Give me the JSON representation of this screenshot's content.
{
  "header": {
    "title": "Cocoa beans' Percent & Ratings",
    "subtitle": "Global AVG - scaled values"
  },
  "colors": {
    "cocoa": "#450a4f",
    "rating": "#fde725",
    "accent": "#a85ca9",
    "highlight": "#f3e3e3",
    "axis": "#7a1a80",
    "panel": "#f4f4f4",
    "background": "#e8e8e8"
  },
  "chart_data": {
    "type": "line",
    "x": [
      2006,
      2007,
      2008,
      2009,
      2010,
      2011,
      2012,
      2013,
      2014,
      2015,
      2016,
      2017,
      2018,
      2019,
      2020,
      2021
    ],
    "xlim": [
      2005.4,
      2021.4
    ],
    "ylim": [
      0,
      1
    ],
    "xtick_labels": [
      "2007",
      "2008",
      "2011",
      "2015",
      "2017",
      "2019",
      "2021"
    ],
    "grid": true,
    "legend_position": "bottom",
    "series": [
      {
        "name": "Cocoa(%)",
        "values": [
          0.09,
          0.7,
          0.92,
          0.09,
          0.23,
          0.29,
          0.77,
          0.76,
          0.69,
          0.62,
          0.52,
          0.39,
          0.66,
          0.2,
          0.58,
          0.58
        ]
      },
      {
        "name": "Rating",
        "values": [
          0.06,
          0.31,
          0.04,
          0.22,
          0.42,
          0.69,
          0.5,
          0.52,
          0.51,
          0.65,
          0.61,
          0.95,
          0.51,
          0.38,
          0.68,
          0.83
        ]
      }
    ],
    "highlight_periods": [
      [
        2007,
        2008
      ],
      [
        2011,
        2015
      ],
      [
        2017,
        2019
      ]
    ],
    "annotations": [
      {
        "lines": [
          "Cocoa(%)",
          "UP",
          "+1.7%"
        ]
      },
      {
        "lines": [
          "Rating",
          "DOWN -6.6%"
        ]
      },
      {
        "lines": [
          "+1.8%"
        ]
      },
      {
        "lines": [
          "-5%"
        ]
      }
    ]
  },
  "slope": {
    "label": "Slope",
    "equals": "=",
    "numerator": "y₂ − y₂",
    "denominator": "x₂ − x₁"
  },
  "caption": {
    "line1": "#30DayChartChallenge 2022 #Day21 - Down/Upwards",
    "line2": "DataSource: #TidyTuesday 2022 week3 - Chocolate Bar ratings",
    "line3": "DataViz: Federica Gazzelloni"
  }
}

..............................

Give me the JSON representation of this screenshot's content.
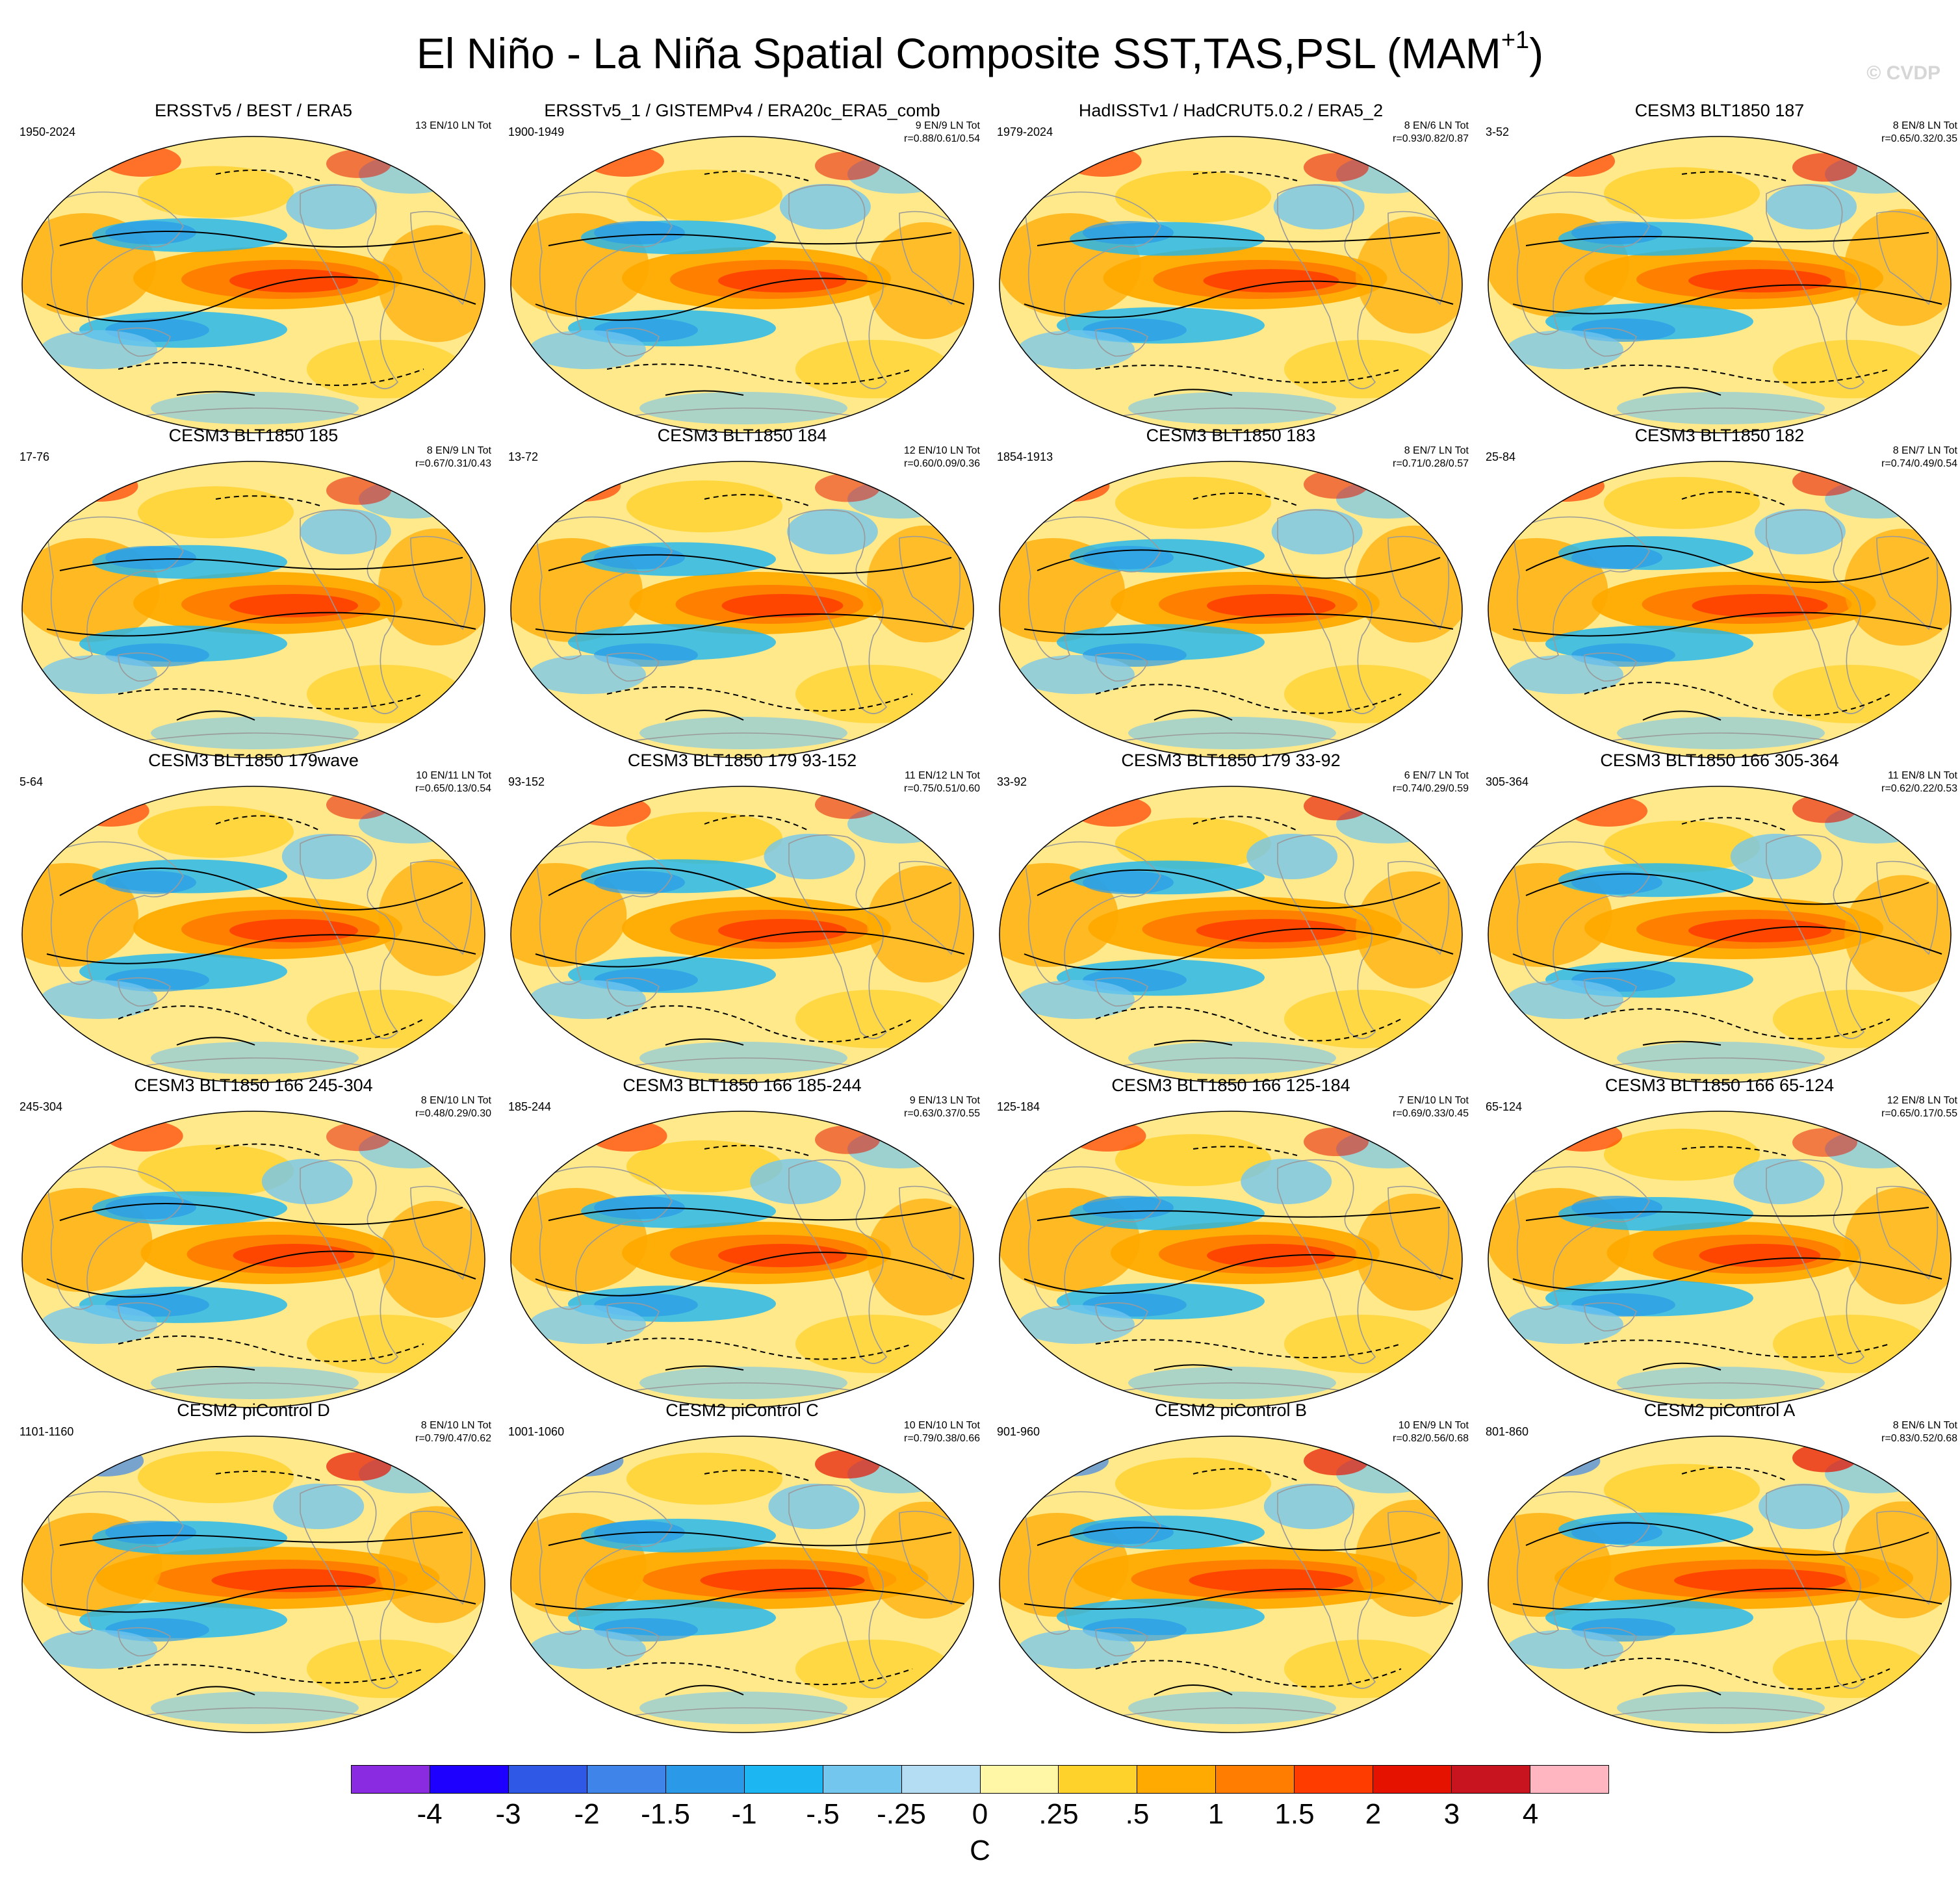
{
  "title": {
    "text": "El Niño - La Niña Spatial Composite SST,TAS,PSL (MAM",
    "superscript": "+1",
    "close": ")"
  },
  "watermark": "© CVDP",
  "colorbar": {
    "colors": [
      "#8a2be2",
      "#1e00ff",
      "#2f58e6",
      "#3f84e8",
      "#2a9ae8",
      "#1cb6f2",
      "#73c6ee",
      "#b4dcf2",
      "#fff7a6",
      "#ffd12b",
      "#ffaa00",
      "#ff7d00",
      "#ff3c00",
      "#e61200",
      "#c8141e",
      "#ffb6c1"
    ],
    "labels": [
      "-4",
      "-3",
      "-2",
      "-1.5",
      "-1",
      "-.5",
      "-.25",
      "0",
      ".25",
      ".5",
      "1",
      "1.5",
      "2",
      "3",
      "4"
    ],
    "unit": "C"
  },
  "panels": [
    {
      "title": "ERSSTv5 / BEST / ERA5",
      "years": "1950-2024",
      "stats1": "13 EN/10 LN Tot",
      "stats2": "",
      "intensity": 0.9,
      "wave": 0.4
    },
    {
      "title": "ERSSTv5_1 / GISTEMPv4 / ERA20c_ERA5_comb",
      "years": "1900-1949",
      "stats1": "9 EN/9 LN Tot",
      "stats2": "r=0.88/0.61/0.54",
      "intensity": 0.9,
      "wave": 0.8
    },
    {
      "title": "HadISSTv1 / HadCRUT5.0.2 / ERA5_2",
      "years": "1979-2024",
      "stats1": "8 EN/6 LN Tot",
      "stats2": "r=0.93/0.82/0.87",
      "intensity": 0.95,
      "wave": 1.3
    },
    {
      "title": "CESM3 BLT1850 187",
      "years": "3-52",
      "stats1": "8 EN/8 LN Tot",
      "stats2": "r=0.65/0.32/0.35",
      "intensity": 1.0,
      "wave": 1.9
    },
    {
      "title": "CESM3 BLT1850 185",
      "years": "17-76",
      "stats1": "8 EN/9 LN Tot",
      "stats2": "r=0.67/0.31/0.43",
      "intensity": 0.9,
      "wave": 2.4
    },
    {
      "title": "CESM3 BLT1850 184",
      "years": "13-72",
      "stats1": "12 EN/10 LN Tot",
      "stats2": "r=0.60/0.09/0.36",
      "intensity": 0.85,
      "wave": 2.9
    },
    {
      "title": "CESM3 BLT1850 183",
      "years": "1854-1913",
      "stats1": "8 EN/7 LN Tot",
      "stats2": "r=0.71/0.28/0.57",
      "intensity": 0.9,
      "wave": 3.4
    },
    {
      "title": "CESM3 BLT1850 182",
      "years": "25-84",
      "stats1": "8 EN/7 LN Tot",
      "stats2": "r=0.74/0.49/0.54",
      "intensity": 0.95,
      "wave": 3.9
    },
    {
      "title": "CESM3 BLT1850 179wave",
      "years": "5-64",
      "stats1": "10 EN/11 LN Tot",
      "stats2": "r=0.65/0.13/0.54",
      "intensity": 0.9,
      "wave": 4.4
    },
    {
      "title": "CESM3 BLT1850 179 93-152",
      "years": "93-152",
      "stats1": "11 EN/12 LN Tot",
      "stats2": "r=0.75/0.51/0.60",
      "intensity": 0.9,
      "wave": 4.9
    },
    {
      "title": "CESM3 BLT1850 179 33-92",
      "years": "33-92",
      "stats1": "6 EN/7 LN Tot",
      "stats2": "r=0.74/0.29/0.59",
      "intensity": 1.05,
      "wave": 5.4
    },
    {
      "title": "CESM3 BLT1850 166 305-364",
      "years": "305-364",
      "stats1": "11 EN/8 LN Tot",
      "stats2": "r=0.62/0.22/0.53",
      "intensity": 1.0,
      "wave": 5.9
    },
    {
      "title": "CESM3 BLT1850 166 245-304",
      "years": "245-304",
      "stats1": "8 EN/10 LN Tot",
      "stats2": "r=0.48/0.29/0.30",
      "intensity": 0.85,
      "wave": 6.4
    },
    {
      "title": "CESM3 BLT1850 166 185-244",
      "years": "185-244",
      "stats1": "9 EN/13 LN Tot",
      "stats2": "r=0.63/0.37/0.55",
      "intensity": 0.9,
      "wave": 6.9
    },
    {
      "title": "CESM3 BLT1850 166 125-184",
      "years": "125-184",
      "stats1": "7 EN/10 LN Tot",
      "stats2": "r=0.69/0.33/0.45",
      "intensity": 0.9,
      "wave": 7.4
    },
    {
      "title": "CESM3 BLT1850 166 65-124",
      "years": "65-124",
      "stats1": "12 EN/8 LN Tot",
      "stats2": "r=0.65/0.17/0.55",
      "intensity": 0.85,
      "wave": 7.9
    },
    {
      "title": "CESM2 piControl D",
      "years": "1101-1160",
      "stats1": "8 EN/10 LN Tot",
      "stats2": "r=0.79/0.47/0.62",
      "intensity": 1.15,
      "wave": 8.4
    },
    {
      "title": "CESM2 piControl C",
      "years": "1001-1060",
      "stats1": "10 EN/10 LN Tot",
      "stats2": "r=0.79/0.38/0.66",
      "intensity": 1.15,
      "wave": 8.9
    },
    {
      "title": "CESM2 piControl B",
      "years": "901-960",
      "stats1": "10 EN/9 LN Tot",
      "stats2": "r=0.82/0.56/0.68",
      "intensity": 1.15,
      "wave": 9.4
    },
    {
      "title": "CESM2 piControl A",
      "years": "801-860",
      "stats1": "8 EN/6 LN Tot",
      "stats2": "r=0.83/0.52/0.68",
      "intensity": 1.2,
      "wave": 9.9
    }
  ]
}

..............................

Short task -
Only the number is wanted: count the lines of the records that hold the word "piControl".

Exercise output -
4